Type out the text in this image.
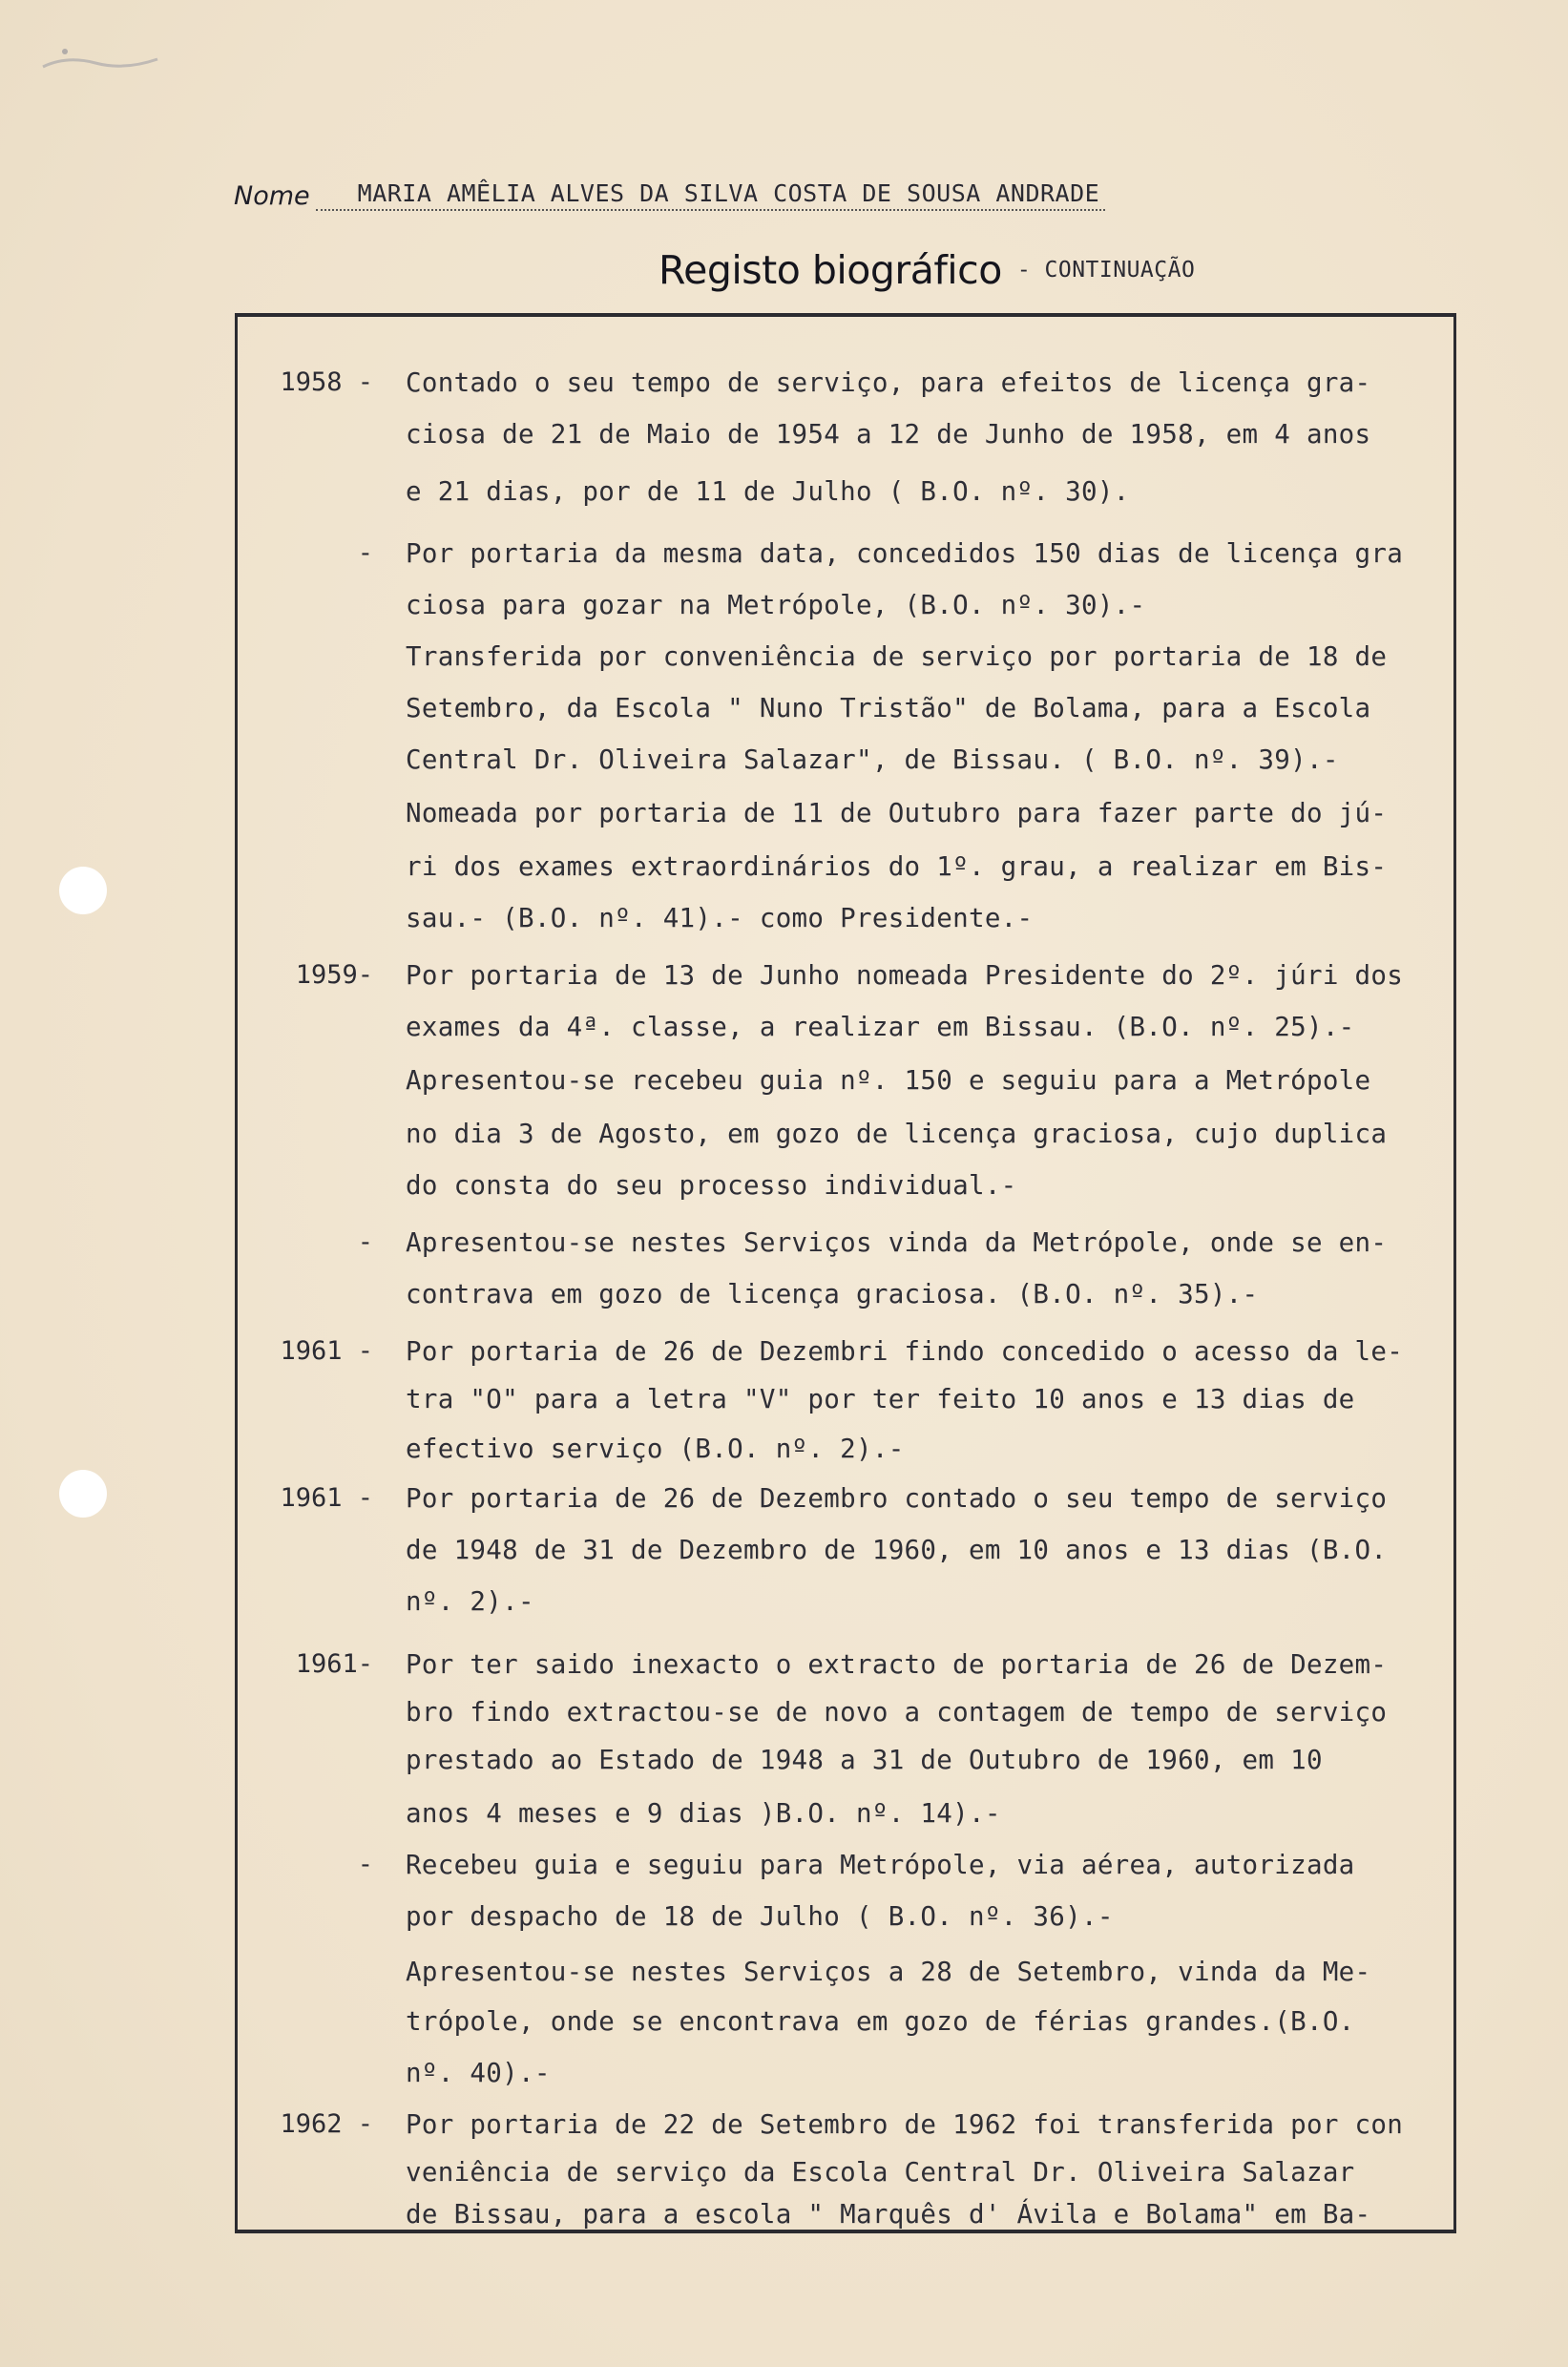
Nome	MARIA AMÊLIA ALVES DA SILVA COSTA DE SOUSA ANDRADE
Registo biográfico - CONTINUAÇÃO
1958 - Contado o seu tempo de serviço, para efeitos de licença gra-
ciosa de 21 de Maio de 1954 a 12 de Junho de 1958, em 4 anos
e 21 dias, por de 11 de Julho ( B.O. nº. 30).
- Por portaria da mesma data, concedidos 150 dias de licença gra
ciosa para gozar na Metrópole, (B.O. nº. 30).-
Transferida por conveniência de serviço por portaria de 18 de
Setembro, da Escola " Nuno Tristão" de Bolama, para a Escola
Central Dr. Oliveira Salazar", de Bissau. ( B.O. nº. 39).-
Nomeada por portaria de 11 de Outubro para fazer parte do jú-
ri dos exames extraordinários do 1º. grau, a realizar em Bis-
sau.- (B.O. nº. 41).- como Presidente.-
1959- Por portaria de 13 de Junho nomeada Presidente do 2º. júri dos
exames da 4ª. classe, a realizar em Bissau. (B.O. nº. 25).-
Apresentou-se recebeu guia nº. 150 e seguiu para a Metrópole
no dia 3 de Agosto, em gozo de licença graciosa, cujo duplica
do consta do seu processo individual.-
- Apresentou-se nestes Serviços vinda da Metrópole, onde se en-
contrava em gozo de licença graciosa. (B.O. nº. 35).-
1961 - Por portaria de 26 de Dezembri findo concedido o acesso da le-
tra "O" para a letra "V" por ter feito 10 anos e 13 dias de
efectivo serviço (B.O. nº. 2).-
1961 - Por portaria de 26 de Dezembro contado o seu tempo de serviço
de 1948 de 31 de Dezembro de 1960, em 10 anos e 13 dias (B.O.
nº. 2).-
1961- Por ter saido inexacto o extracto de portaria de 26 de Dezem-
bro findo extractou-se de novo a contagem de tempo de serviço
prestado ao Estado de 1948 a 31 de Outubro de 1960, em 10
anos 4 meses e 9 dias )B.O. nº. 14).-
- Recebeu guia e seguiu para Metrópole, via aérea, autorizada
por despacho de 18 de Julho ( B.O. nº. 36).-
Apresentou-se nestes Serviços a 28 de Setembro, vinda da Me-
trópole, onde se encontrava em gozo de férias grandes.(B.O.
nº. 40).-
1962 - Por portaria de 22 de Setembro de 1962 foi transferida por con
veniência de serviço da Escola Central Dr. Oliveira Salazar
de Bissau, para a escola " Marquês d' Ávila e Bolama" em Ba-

...

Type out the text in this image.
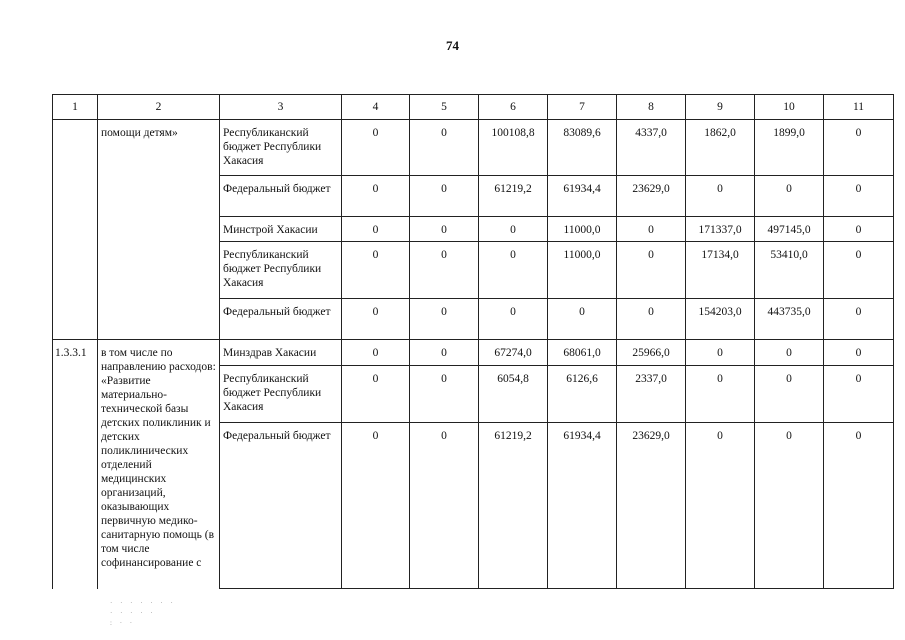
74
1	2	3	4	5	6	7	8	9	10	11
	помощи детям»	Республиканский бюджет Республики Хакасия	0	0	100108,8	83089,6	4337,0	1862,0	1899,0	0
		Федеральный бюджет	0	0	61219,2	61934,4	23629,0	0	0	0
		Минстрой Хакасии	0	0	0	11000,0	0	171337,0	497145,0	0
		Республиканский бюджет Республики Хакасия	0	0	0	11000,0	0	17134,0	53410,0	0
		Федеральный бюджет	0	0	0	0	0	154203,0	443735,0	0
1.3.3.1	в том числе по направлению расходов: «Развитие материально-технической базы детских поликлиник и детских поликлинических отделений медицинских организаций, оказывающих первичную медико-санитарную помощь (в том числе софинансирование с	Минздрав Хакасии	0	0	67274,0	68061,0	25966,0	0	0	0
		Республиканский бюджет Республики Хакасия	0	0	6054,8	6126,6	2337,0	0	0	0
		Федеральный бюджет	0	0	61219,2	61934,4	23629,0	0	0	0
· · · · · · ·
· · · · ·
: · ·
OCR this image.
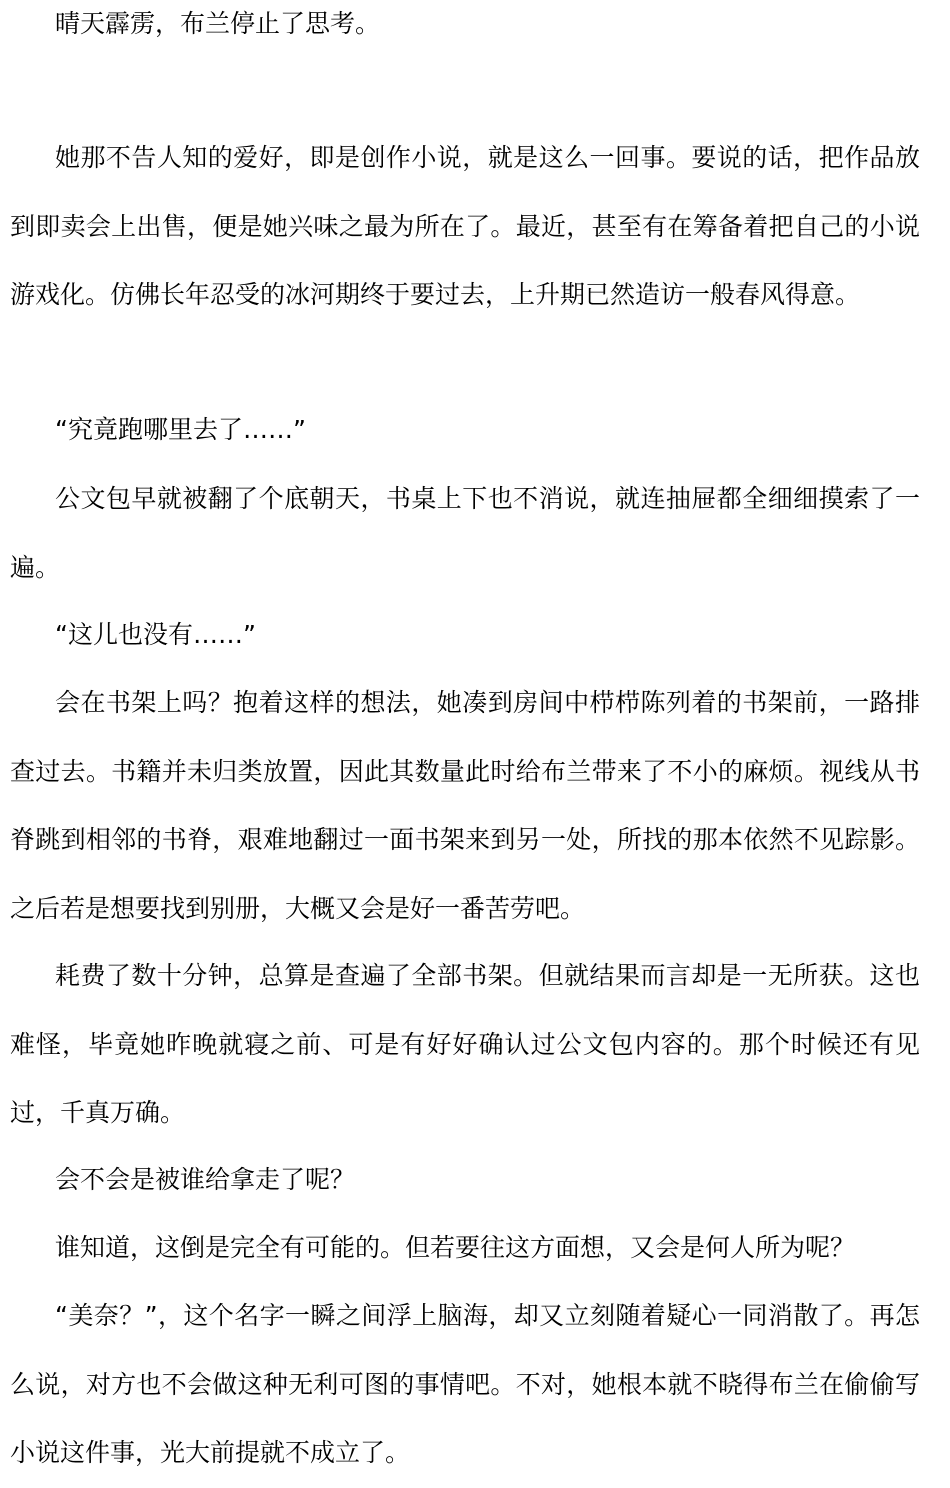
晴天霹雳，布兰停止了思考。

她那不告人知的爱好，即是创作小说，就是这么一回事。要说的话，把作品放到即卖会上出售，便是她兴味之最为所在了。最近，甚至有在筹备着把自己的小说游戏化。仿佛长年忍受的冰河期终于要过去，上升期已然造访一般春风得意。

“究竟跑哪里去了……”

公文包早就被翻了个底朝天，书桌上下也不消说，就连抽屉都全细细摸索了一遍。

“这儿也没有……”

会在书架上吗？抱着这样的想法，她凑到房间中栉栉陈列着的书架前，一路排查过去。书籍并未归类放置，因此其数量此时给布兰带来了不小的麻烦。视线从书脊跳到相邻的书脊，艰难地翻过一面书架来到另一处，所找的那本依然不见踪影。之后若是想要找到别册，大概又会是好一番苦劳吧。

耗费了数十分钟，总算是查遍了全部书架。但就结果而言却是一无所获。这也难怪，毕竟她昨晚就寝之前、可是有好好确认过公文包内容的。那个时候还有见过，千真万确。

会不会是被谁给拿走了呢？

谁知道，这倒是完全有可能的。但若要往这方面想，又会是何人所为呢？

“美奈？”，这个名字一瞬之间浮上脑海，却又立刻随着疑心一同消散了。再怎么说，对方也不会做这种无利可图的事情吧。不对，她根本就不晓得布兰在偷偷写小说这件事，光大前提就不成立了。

Given request: Pick out each line above that includes "licença" and show it.

Output:
1958 - Contado o seu tempo de serviço, para efeitos de licença gra-
- Por portaria da mesma data, concedidos 150 dias de licença gra
no dia 3 de Agosto, em gozo de licença graciosa, cujo duplica
contrava em gozo de licença graciosa. (B.O. nº. 35).-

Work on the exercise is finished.